# [Exercise]
Determine how many lines include the word "социальной", then give that number and nothing more.
# start of Given records
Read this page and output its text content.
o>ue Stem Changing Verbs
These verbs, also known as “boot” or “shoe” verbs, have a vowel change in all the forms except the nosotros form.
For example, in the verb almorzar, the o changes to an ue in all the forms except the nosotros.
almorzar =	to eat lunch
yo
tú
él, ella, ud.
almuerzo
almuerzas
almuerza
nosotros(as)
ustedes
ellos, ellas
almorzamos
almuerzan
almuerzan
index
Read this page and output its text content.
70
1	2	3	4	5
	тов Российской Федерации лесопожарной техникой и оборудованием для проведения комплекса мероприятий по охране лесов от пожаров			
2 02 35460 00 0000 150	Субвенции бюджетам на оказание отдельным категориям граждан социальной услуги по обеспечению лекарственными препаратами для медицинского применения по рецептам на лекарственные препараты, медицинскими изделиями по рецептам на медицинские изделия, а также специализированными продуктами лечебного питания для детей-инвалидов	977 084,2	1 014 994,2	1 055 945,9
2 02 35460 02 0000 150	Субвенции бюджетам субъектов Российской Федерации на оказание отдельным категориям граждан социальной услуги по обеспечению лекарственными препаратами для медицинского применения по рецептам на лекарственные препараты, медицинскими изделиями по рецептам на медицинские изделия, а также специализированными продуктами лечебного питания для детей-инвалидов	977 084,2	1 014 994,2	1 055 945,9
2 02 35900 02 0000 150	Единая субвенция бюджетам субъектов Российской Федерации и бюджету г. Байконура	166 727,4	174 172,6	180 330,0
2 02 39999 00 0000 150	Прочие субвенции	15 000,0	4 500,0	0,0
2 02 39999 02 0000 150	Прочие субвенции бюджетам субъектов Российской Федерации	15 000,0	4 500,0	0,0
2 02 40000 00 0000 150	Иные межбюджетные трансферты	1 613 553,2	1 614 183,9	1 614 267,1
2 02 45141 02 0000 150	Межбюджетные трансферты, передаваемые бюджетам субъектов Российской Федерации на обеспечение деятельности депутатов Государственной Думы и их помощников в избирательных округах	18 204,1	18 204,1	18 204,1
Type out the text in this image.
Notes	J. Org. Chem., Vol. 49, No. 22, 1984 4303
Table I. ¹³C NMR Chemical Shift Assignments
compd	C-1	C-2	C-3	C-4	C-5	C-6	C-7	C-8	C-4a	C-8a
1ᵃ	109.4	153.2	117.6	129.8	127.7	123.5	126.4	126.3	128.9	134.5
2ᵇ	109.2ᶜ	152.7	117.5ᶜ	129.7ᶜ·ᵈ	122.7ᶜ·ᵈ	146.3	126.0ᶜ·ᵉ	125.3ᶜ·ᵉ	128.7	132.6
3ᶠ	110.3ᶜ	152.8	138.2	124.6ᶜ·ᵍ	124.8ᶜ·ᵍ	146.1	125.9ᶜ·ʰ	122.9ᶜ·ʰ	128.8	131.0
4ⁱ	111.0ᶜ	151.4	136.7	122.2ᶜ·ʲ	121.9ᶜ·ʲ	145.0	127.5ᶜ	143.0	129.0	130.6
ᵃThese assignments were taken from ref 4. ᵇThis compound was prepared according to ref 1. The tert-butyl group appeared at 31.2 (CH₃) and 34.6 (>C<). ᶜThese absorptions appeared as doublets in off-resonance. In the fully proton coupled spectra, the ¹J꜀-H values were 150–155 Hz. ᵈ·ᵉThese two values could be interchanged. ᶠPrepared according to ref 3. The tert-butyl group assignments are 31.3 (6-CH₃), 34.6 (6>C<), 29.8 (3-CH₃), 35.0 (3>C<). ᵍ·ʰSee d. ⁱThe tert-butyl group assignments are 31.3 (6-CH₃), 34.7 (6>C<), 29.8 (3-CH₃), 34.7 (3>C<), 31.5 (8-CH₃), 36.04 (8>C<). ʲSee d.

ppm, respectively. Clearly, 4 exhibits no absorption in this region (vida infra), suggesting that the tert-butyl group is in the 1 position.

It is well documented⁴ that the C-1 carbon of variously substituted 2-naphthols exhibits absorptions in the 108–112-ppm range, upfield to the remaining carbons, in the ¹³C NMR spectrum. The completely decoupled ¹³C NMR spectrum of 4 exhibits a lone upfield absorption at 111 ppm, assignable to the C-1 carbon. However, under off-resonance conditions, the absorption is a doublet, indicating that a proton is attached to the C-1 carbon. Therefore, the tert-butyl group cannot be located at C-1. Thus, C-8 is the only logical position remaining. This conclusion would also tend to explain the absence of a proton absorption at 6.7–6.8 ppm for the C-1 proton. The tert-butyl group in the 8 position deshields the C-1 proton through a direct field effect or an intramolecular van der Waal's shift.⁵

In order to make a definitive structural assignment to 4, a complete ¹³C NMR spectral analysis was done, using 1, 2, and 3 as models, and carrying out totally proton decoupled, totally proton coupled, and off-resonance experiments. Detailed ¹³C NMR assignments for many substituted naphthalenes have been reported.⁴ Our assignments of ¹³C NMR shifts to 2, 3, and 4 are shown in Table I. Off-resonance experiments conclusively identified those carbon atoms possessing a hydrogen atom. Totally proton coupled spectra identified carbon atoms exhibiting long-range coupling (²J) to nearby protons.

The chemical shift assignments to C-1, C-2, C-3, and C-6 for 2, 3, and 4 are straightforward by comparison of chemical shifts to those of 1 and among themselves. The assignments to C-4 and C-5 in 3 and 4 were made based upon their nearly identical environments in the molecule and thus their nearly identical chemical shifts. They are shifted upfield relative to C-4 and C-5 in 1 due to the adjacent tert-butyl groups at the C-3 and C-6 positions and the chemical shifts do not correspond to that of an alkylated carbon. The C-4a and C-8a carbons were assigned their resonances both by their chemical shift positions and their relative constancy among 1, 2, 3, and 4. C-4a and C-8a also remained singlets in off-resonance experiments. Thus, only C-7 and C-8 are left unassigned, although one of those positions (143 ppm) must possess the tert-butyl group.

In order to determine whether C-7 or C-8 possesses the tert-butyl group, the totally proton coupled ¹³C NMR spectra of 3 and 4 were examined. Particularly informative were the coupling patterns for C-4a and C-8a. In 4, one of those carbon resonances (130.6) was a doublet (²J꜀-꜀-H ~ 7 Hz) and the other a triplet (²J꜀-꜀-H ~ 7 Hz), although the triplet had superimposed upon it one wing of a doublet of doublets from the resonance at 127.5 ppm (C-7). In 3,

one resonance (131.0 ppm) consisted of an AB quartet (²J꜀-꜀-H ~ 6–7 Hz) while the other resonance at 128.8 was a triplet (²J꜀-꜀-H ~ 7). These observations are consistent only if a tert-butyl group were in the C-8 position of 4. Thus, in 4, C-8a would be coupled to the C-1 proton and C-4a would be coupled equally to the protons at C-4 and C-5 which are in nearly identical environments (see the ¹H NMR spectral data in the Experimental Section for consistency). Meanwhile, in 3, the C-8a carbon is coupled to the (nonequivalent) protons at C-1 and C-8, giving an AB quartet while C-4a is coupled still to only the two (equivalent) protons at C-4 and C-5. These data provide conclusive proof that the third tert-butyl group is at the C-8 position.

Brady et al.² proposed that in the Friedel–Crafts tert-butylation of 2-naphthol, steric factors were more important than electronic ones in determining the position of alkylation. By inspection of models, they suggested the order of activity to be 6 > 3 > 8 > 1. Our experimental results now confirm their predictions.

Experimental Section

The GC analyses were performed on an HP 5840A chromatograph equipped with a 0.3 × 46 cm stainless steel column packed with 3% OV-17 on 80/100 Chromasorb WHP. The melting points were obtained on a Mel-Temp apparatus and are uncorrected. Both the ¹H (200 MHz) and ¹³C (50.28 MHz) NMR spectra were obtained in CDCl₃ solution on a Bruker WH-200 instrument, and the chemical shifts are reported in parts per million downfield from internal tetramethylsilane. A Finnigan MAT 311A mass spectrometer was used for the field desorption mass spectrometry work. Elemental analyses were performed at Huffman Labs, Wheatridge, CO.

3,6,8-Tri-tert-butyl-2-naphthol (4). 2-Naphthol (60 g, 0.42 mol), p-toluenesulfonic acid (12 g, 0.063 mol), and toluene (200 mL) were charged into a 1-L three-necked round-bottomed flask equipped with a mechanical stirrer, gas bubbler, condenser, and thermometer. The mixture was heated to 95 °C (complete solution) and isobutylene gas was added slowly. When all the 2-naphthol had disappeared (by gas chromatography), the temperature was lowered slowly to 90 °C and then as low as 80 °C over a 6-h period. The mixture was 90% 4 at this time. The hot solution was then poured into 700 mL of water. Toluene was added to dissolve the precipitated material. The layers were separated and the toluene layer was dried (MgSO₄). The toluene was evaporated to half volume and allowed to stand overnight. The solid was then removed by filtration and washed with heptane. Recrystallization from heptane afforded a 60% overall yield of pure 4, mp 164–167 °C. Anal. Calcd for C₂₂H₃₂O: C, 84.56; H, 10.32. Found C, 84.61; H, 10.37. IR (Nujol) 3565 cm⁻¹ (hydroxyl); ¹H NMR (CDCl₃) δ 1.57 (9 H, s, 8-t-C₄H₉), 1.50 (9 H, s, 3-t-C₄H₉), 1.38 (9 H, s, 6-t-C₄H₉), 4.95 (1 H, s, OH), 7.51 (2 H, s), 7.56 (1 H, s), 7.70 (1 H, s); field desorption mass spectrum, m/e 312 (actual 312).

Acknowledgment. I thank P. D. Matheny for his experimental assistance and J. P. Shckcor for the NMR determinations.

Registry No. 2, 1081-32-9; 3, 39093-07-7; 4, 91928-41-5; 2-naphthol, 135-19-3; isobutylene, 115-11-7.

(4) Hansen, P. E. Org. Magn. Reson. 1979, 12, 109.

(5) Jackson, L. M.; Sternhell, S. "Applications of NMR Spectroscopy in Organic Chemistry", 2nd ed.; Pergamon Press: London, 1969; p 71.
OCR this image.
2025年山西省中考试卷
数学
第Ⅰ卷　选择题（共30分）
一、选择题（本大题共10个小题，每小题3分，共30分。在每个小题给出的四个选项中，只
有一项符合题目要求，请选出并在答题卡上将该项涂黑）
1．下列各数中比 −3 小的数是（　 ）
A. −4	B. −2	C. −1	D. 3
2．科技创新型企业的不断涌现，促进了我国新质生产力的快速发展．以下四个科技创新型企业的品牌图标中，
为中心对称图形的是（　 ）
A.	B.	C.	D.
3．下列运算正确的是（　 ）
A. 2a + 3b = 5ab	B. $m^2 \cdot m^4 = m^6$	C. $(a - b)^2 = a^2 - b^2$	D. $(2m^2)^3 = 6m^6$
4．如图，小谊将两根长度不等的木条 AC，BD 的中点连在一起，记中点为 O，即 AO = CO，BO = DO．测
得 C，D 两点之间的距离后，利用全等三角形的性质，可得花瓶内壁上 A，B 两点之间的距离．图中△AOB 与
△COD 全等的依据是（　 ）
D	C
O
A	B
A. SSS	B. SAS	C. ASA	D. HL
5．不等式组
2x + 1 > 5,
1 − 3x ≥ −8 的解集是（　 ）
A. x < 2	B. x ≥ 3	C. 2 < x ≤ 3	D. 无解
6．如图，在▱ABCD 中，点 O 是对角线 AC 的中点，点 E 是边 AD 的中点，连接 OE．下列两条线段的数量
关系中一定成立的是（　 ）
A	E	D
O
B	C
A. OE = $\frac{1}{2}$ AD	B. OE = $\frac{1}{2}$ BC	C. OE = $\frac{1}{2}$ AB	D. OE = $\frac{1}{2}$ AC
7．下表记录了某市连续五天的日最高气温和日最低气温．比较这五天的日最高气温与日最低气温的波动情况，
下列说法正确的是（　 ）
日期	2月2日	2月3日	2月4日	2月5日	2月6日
# end of Given records
# [Correct output]
2